## INSTRUCTION:
Retype everything in the listing, leaving each line exactly as it is.

-- begin SOURCE DATA --

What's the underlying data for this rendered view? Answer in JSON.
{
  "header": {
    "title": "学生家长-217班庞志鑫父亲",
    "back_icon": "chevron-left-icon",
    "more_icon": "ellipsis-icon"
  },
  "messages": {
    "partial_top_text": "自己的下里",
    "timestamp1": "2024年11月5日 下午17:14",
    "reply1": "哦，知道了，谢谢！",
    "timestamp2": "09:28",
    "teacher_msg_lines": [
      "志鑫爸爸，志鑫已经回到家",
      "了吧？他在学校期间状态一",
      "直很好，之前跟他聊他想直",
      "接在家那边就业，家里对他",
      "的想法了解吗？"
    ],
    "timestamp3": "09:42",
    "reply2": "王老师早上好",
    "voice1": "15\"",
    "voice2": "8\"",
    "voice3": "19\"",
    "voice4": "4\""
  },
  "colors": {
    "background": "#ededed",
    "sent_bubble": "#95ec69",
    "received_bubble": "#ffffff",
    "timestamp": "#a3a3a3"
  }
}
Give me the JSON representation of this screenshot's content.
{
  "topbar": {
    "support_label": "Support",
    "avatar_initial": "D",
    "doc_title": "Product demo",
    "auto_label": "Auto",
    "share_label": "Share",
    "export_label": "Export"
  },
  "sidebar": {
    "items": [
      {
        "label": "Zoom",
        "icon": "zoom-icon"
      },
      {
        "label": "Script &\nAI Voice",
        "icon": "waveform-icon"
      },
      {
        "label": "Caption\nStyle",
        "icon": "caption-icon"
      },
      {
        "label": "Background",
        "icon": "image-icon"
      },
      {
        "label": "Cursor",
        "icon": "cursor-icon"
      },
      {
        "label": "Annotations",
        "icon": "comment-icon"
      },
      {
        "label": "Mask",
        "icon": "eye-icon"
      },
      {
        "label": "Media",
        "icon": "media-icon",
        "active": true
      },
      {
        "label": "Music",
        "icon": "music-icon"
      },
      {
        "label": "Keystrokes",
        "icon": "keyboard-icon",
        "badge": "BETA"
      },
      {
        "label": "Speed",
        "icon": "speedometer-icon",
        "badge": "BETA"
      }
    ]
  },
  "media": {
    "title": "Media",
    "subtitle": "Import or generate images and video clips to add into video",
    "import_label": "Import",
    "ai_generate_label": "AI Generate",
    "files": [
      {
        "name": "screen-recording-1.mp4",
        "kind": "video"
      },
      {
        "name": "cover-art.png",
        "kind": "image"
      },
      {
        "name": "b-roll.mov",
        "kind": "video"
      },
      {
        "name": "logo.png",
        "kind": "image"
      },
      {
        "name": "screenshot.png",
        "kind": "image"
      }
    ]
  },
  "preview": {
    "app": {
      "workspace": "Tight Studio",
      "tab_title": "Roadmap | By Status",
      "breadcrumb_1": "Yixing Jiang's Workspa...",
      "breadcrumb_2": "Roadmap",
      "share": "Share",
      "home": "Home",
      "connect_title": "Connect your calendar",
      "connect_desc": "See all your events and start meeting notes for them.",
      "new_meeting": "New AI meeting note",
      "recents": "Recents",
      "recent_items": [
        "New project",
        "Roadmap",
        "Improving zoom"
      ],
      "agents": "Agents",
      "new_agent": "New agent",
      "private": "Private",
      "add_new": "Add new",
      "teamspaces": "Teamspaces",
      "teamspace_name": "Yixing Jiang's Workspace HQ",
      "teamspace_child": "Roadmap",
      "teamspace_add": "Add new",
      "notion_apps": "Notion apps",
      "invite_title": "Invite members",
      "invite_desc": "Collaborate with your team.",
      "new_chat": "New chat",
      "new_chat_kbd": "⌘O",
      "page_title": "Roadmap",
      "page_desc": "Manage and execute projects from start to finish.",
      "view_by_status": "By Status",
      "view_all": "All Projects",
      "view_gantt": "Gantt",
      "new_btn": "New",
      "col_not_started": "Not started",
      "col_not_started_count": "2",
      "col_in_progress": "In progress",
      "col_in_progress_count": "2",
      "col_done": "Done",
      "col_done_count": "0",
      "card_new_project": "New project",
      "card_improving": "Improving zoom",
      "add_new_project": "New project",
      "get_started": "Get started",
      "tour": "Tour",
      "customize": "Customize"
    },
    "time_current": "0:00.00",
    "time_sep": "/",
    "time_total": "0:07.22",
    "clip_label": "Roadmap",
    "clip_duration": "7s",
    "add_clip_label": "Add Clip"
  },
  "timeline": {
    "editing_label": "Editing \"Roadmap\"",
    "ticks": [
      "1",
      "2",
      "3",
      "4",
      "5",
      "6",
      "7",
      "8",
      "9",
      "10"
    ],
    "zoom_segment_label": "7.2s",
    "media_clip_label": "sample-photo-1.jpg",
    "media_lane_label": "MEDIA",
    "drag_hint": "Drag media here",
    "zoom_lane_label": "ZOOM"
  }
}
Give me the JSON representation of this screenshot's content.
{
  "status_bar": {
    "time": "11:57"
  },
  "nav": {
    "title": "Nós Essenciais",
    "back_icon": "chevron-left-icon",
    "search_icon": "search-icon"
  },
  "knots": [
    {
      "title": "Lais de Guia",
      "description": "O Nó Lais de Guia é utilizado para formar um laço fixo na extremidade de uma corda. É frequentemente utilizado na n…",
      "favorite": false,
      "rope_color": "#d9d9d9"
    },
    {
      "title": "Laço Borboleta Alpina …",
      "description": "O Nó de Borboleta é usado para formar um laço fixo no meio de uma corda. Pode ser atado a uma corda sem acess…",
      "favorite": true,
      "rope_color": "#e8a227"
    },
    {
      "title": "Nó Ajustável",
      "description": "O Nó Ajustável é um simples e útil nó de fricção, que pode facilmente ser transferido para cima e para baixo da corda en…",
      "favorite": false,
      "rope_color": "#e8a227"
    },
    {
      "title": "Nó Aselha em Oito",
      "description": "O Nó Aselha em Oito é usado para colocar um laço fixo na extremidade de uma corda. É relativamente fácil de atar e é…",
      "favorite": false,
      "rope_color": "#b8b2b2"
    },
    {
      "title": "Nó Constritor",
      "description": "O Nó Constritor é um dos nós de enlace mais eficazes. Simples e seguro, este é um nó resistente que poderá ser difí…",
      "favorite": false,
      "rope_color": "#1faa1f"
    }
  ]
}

-- end SOURCE DATA --

## CORRECT RESPONSE:
What's the underlying data for this rendered view? Answer in JSON.
{
  "header": {
    "title": "学生家长-217班庞志鑫父亲",
    "back_icon": "chevron-left-icon",
    "more_icon": "ellipsis-icon"
  },
  "messages": {
    "partial_top_text": "自己的下里",
    "timestamp1": "2024年11月5日 下午17:14",
    "reply1": "哦，知道了，谢谢！",
    "timestamp2": "09:28",
    "teacher_msg_lines": [
      "志鑫爸爸，志鑫已经回到家",
      "了吧？他在学校期间状态一",
      "直很好，之前跟他聊他想直",
      "接在家那边就业，家里对他",
      "的想法了解吗？"
    ],
    "timestamp3": "09:42",
    "reply2": "王老师早上好",
    "voice1": "15\"",
    "voice2": "8\"",
    "voice3": "19\"",
    "voice4": "4\""
  },
  "colors": {
    "background": "#ededed",
    "sent_bubble": "#95ec69",
    "received_bubble": "#ffffff",
    "timestamp": "#a3a3a3"
  }
}
Give me the JSON representation of this screenshot's content.
{
  "topbar": {
    "support_label": "Support",
    "avatar_initial": "D",
    "doc_title": "Product demo",
    "auto_label": "Auto",
    "share_label": "Share",
    "export_label": "Export"
  },
  "sidebar": {
    "items": [
      {
        "label": "Zoom",
        "icon": "zoom-icon"
      },
      {
        "label": "Script &\nAI Voice",
        "icon": "waveform-icon"
      },
      {
        "label": "Caption\nStyle",
        "icon": "caption-icon"
      },
      {
        "label": "Background",
        "icon": "image-icon"
      },
      {
        "label": "Cursor",
        "icon": "cursor-icon"
      },
      {
        "label": "Annotations",
        "icon": "comment-icon"
      },
      {
        "label": "Mask",
        "icon": "eye-icon"
      },
      {
        "label": "Media",
        "icon": "media-icon",
        "active": true
      },
      {
        "label": "Music",
        "icon": "music-icon"
      },
      {
        "label": "Keystrokes",
        "icon": "keyboard-icon",
        "badge": "BETA"
      },
      {
        "label": "Speed",
        "icon": "speedometer-icon",
        "badge": "BETA"
      }
    ]
  },
  "media": {
    "title": "Media",
    "subtitle": "Import or generate images and video clips to add into video",
    "import_label": "Import",
    "ai_generate_label": "AI Generate",
    "files": [
      {
        "name": "screen-recording-1.mp4",
        "kind": "video"
      },
      {
        "name": "cover-art.png",
        "kind": "image"
      },
      {
        "name": "b-roll.mov",
        "kind": "video"
      },
      {
        "name": "logo.png",
        "kind": "image"
      },
      {
        "name": "screenshot.png",
        "kind": "image"
      }
    ]
  },
  "preview": {
    "app": {
      "workspace": "Tight Studio",
      "tab_title": "Roadmap | By Status",
      "breadcrumb_1": "Yixing Jiang's Workspa...",
      "breadcrumb_2": "Roadmap",
      "share": "Share",
      "home": "Home",
      "connect_title": "Connect your calendar",
      "connect_desc": "See all your events and start meeting notes for them.",
      "new_meeting": "New AI meeting note",
      "recents": "Recents",
      "recent_items": [
        "New project",
        "Roadmap",
        "Improving zoom"
      ],
      "agents": "Agents",
      "new_agent": "New agent",
      "private": "Private",
      "add_new": "Add new",
      "teamspaces": "Teamspaces",
      "teamspace_name": "Yixing Jiang's Workspace HQ",
      "teamspace_child": "Roadmap",
      "teamspace_add": "Add new",
      "notion_apps": "Notion apps",
      "invite_title": "Invite members",
      "invite_desc": "Collaborate with your team.",
      "new_chat": "New chat",
      "new_chat_kbd": "⌘O",
      "page_title": "Roadmap",
      "page_desc": "Manage and execute projects from start to finish.",
      "view_by_status": "By Status",
      "view_all": "All Projects",
      "view_gantt": "Gantt",
      "new_btn": "New",
      "col_not_started": "Not started",
      "col_not_started_count": "2",
      "col_in_progress": "In progress",
      "col_in_progress_count": "2",
      "col_done": "Done",
      "col_done_count": "0",
      "card_new_project": "New project",
      "card_improving": "Improving zoom",
      "add_new_project": "New project",
      "get_started": "Get started",
      "tour": "Tour",
      "customize": "Customize"
    },
    "time_current": "0:00.00",
    "time_sep": "/",
    "time_total": "0:07.22",
    "clip_label": "Roadmap",
    "clip_duration": "7s",
    "add_clip_label": "Add Clip"
  },
  "timeline": {
    "editing_label": "Editing \"Roadmap\"",
    "ticks": [
      "1",
      "2",
      "3",
      "4",
      "5",
      "6",
      "7",
      "8",
      "9",
      "10"
    ],
    "zoom_segment_label": "7.2s",
    "media_clip_label": "sample-photo-1.jpg",
    "media_lane_label": "MEDIA",
    "drag_hint": "Drag media here",
    "zoom_lane_label": "ZOOM"
  }
}
Give me the JSON representation of this screenshot's content.
{
  "status_bar": {
    "time": "11:57"
  },
  "nav": {
    "title": "Nós Essenciais",
    "back_icon": "chevron-left-icon",
    "search_icon": "search-icon"
  },
  "knots": [
    {
      "title": "Lais de Guia",
      "description": "O Nó Lais de Guia é utilizado para formar um laço fixo na extremidade de uma corda. É frequentemente utilizado na n…",
      "favorite": false,
      "rope_color": "#d9d9d9"
    },
    {
      "title": "Laço Borboleta Alpina …",
      "description": "O Nó de Borboleta é usado para formar um laço fixo no meio de uma corda. Pode ser atado a uma corda sem acess…",
      "favorite": true,
      "rope_color": "#e8a227"
    },
    {
      "title": "Nó Ajustável",
      "description": "O Nó Ajustável é um simples e útil nó de fricção, que pode facilmente ser transferido para cima e para baixo da corda en…",
      "favorite": false,
      "rope_color": "#e8a227"
    },
    {
      "title": "Nó Aselha em Oito",
      "description": "O Nó Aselha em Oito é usado para colocar um laço fixo na extremidade de uma corda. É relativamente fácil de atar e é…",
      "favorite": false,
      "rope_color": "#b8b2b2"
    },
    {
      "title": "Nó Constritor",
      "description": "O Nó Constritor é um dos nós de enlace mais eficazes. Simples e seguro, este é um nó resistente que poderá ser difí…",
      "favorite": false,
      "rope_color": "#1faa1f"
    }
  ]
}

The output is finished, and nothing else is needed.